## Written instruction
Reproduce the data below in full and exclude every picture.

## Dataset
⁂

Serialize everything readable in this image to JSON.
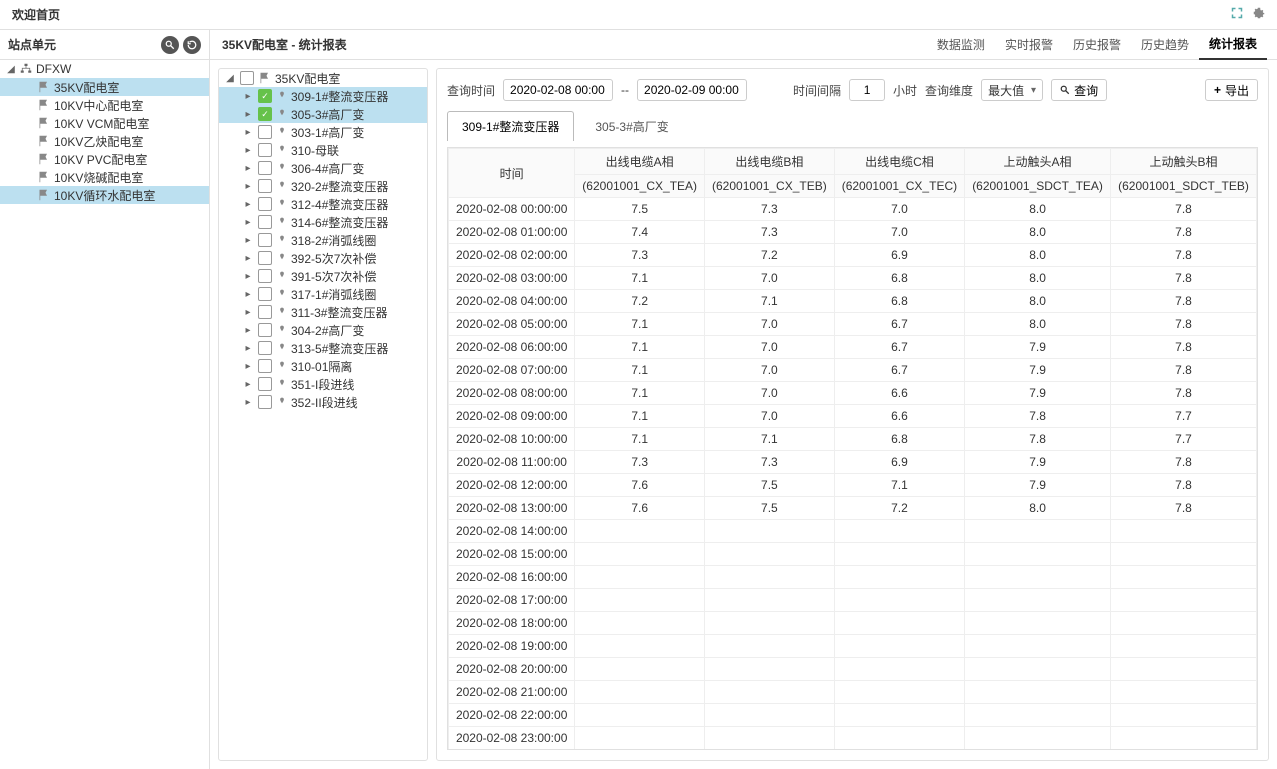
{
  "topbar": {
    "title": "欢迎首页"
  },
  "left": {
    "header": "站点单元",
    "root": "DFXW",
    "items": [
      {
        "label": "35KV配电室",
        "selected": true
      },
      {
        "label": "10KV中心配电室"
      },
      {
        "label": "10KV VCM配电室"
      },
      {
        "label": "10KV乙炔配电室"
      },
      {
        "label": "10KV PVC配电室"
      },
      {
        "label": "10KV烧碱配电室"
      },
      {
        "label": "10KV循环水配电室",
        "highlight": true
      }
    ]
  },
  "center": {
    "breadcrumb": "35KV配电室 - 统计报表",
    "navTabs": [
      "数据监测",
      "实时报警",
      "历史报警",
      "历史趋势",
      "统计报表"
    ],
    "activeNavTab": "统计报表"
  },
  "midTree": {
    "root": "35KV配电室",
    "items": [
      {
        "label": "309-1#整流变压器",
        "checked": true,
        "selected": true
      },
      {
        "label": "305-3#高厂变",
        "checked": true,
        "selected": true
      },
      {
        "label": "303-1#高厂变"
      },
      {
        "label": "310-母联"
      },
      {
        "label": "306-4#高厂变"
      },
      {
        "label": "320-2#整流变压器"
      },
      {
        "label": "312-4#整流变压器"
      },
      {
        "label": "314-6#整流变压器"
      },
      {
        "label": "318-2#消弧线圈"
      },
      {
        "label": "392-5次7次补偿"
      },
      {
        "label": "391-5次7次补偿"
      },
      {
        "label": "317-1#消弧线圈"
      },
      {
        "label": "311-3#整流变压器"
      },
      {
        "label": "304-2#高厂变"
      },
      {
        "label": "313-5#整流变压器"
      },
      {
        "label": "310-01隔离"
      },
      {
        "label": "351-I段进线"
      },
      {
        "label": "352-II段进线"
      }
    ]
  },
  "query": {
    "timeLabel": "查询时间",
    "startValue": "2020-02-08 00:00",
    "sep": "--",
    "endValue": "2020-02-09 00:00",
    "intervalLabel": "时间间隔",
    "intervalValue": "1",
    "intervalUnit": "小时",
    "dimLabel": "查询维度",
    "dimValue": "最大值",
    "queryBtn": "查询",
    "exportBtn": "导出"
  },
  "subTabs": {
    "tabs": [
      "309-1#整流变压器",
      "305-3#高厂变"
    ],
    "active": "309-1#整流变压器"
  },
  "table": {
    "headers": [
      {
        "top": "时间",
        "bottom": ""
      },
      {
        "top": "出线电缆A相",
        "bottom": "(62001001_CX_TEA)"
      },
      {
        "top": "出线电缆B相",
        "bottom": "(62001001_CX_TEB)"
      },
      {
        "top": "出线电缆C相",
        "bottom": "(62001001_CX_TEC)"
      },
      {
        "top": "上动触头A相",
        "bottom": "(62001001_SDCT_TEA)"
      },
      {
        "top": "上动触头B相",
        "bottom": "(62001001_SDCT_TEB)"
      }
    ],
    "rows": [
      {
        "t": "2020-02-08 00:00:00",
        "v": [
          "7.5",
          "7.3",
          "7.0",
          "8.0",
          "7.8"
        ]
      },
      {
        "t": "2020-02-08 01:00:00",
        "v": [
          "7.4",
          "7.3",
          "7.0",
          "8.0",
          "7.8"
        ]
      },
      {
        "t": "2020-02-08 02:00:00",
        "v": [
          "7.3",
          "7.2",
          "6.9",
          "8.0",
          "7.8"
        ]
      },
      {
        "t": "2020-02-08 03:00:00",
        "v": [
          "7.1",
          "7.0",
          "6.8",
          "8.0",
          "7.8"
        ]
      },
      {
        "t": "2020-02-08 04:00:00",
        "v": [
          "7.2",
          "7.1",
          "6.8",
          "8.0",
          "7.8"
        ]
      },
      {
        "t": "2020-02-08 05:00:00",
        "v": [
          "7.1",
          "7.0",
          "6.7",
          "8.0",
          "7.8"
        ]
      },
      {
        "t": "2020-02-08 06:00:00",
        "v": [
          "7.1",
          "7.0",
          "6.7",
          "7.9",
          "7.8"
        ]
      },
      {
        "t": "2020-02-08 07:00:00",
        "v": [
          "7.1",
          "7.0",
          "6.7",
          "7.9",
          "7.8"
        ]
      },
      {
        "t": "2020-02-08 08:00:00",
        "v": [
          "7.1",
          "7.0",
          "6.6",
          "7.9",
          "7.8"
        ]
      },
      {
        "t": "2020-02-08 09:00:00",
        "v": [
          "7.1",
          "7.0",
          "6.6",
          "7.8",
          "7.7"
        ]
      },
      {
        "t": "2020-02-08 10:00:00",
        "v": [
          "7.1",
          "7.1",
          "6.8",
          "7.8",
          "7.7"
        ]
      },
      {
        "t": "2020-02-08 11:00:00",
        "v": [
          "7.3",
          "7.3",
          "6.9",
          "7.9",
          "7.8"
        ]
      },
      {
        "t": "2020-02-08 12:00:00",
        "v": [
          "7.6",
          "7.5",
          "7.1",
          "7.9",
          "7.8"
        ]
      },
      {
        "t": "2020-02-08 13:00:00",
        "v": [
          "7.6",
          "7.5",
          "7.2",
          "8.0",
          "7.8"
        ]
      },
      {
        "t": "2020-02-08 14:00:00",
        "v": [
          "",
          "",
          "",
          "",
          ""
        ]
      },
      {
        "t": "2020-02-08 15:00:00",
        "v": [
          "",
          "",
          "",
          "",
          ""
        ]
      },
      {
        "t": "2020-02-08 16:00:00",
        "v": [
          "",
          "",
          "",
          "",
          ""
        ]
      },
      {
        "t": "2020-02-08 17:00:00",
        "v": [
          "",
          "",
          "",
          "",
          ""
        ]
      },
      {
        "t": "2020-02-08 18:00:00",
        "v": [
          "",
          "",
          "",
          "",
          ""
        ]
      },
      {
        "t": "2020-02-08 19:00:00",
        "v": [
          "",
          "",
          "",
          "",
          ""
        ]
      },
      {
        "t": "2020-02-08 20:00:00",
        "v": [
          "",
          "",
          "",
          "",
          ""
        ]
      },
      {
        "t": "2020-02-08 21:00:00",
        "v": [
          "",
          "",
          "",
          "",
          ""
        ]
      },
      {
        "t": "2020-02-08 22:00:00",
        "v": [
          "",
          "",
          "",
          "",
          ""
        ]
      },
      {
        "t": "2020-02-08 23:00:00",
        "v": [
          "",
          "",
          "",
          "",
          ""
        ]
      }
    ]
  }
}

⁂

## Solution for this task
Serialize everything readable in this image to JSON.
{
  "topbar": {
    "title": "欢迎首页"
  },
  "left": {
    "header": "站点单元",
    "root": "DFXW",
    "items": [
      {
        "label": "35KV配电室",
        "selected": true
      },
      {
        "label": "10KV中心配电室"
      },
      {
        "label": "10KV VCM配电室"
      },
      {
        "label": "10KV乙炔配电室"
      },
      {
        "label": "10KV PVC配电室"
      },
      {
        "label": "10KV烧碱配电室"
      },
      {
        "label": "10KV循环水配电室",
        "highlight": true
      }
    ]
  },
  "center": {
    "breadcrumb": "35KV配电室 - 统计报表",
    "navTabs": [
      "数据监测",
      "实时报警",
      "历史报警",
      "历史趋势",
      "统计报表"
    ],
    "activeNavTab": "统计报表"
  },
  "midTree": {
    "root": "35KV配电室",
    "items": [
      {
        "label": "309-1#整流变压器",
        "checked": true,
        "selected": true
      },
      {
        "label": "305-3#高厂变",
        "checked": true,
        "selected": true
      },
      {
        "label": "303-1#高厂变"
      },
      {
        "label": "310-母联"
      },
      {
        "label": "306-4#高厂变"
      },
      {
        "label": "320-2#整流变压器"
      },
      {
        "label": "312-4#整流变压器"
      },
      {
        "label": "314-6#整流变压器"
      },
      {
        "label": "318-2#消弧线圈"
      },
      {
        "label": "392-5次7次补偿"
      },
      {
        "label": "391-5次7次补偿"
      },
      {
        "label": "317-1#消弧线圈"
      },
      {
        "label": "311-3#整流变压器"
      },
      {
        "label": "304-2#高厂变"
      },
      {
        "label": "313-5#整流变压器"
      },
      {
        "label": "310-01隔离"
      },
      {
        "label": "351-I段进线"
      },
      {
        "label": "352-II段进线"
      }
    ]
  },
  "query": {
    "timeLabel": "查询时间",
    "startValue": "2020-02-08 00:00",
    "sep": "--",
    "endValue": "2020-02-09 00:00",
    "intervalLabel": "时间间隔",
    "intervalValue": "1",
    "intervalUnit": "小时",
    "dimLabel": "查询维度",
    "dimValue": "最大值",
    "queryBtn": "查询",
    "exportBtn": "导出"
  },
  "subTabs": {
    "tabs": [
      "309-1#整流变压器",
      "305-3#高厂变"
    ],
    "active": "309-1#整流变压器"
  },
  "table": {
    "headers": [
      {
        "top": "时间",
        "bottom": ""
      },
      {
        "top": "出线电缆A相",
        "bottom": "(62001001_CX_TEA)"
      },
      {
        "top": "出线电缆B相",
        "bottom": "(62001001_CX_TEB)"
      },
      {
        "top": "出线电缆C相",
        "bottom": "(62001001_CX_TEC)"
      },
      {
        "top": "上动触头A相",
        "bottom": "(62001001_SDCT_TEA)"
      },
      {
        "top": "上动触头B相",
        "bottom": "(62001001_SDCT_TEB)"
      }
    ],
    "rows": [
      {
        "t": "2020-02-08 00:00:00",
        "v": [
          "7.5",
          "7.3",
          "7.0",
          "8.0",
          "7.8"
        ]
      },
      {
        "t": "2020-02-08 01:00:00",
        "v": [
          "7.4",
          "7.3",
          "7.0",
          "8.0",
          "7.8"
        ]
      },
      {
        "t": "2020-02-08 02:00:00",
        "v": [
          "7.3",
          "7.2",
          "6.9",
          "8.0",
          "7.8"
        ]
      },
      {
        "t": "2020-02-08 03:00:00",
        "v": [
          "7.1",
          "7.0",
          "6.8",
          "8.0",
          "7.8"
        ]
      },
      {
        "t": "2020-02-08 04:00:00",
        "v": [
          "7.2",
          "7.1",
          "6.8",
          "8.0",
          "7.8"
        ]
      },
      {
        "t": "2020-02-08 05:00:00",
        "v": [
          "7.1",
          "7.0",
          "6.7",
          "8.0",
          "7.8"
        ]
      },
      {
        "t": "2020-02-08 06:00:00",
        "v": [
          "7.1",
          "7.0",
          "6.7",
          "7.9",
          "7.8"
        ]
      },
      {
        "t": "2020-02-08 07:00:00",
        "v": [
          "7.1",
          "7.0",
          "6.7",
          "7.9",
          "7.8"
        ]
      },
      {
        "t": "2020-02-08 08:00:00",
        "v": [
          "7.1",
          "7.0",
          "6.6",
          "7.9",
          "7.8"
        ]
      },
      {
        "t": "2020-02-08 09:00:00",
        "v": [
          "7.1",
          "7.0",
          "6.6",
          "7.8",
          "7.7"
        ]
      },
      {
        "t": "2020-02-08 10:00:00",
        "v": [
          "7.1",
          "7.1",
          "6.8",
          "7.8",
          "7.7"
        ]
      },
      {
        "t": "2020-02-08 11:00:00",
        "v": [
          "7.3",
          "7.3",
          "6.9",
          "7.9",
          "7.8"
        ]
      },
      {
        "t": "2020-02-08 12:00:00",
        "v": [
          "7.6",
          "7.5",
          "7.1",
          "7.9",
          "7.8"
        ]
      },
      {
        "t": "2020-02-08 13:00:00",
        "v": [
          "7.6",
          "7.5",
          "7.2",
          "8.0",
          "7.8"
        ]
      },
      {
        "t": "2020-02-08 14:00:00",
        "v": [
          "",
          "",
          "",
          "",
          ""
        ]
      },
      {
        "t": "2020-02-08 15:00:00",
        "v": [
          "",
          "",
          "",
          "",
          ""
        ]
      },
      {
        "t": "2020-02-08 16:00:00",
        "v": [
          "",
          "",
          "",
          "",
          ""
        ]
      },
      {
        "t": "2020-02-08 17:00:00",
        "v": [
          "",
          "",
          "",
          "",
          ""
        ]
      },
      {
        "t": "2020-02-08 18:00:00",
        "v": [
          "",
          "",
          "",
          "",
          ""
        ]
      },
      {
        "t": "2020-02-08 19:00:00",
        "v": [
          "",
          "",
          "",
          "",
          ""
        ]
      },
      {
        "t": "2020-02-08 20:00:00",
        "v": [
          "",
          "",
          "",
          "",
          ""
        ]
      },
      {
        "t": "2020-02-08 21:00:00",
        "v": [
          "",
          "",
          "",
          "",
          ""
        ]
      },
      {
        "t": "2020-02-08 22:00:00",
        "v": [
          "",
          "",
          "",
          "",
          ""
        ]
      },
      {
        "t": "2020-02-08 23:00:00",
        "v": [
          "",
          "",
          "",
          "",
          ""
        ]
      }
    ]
  }
}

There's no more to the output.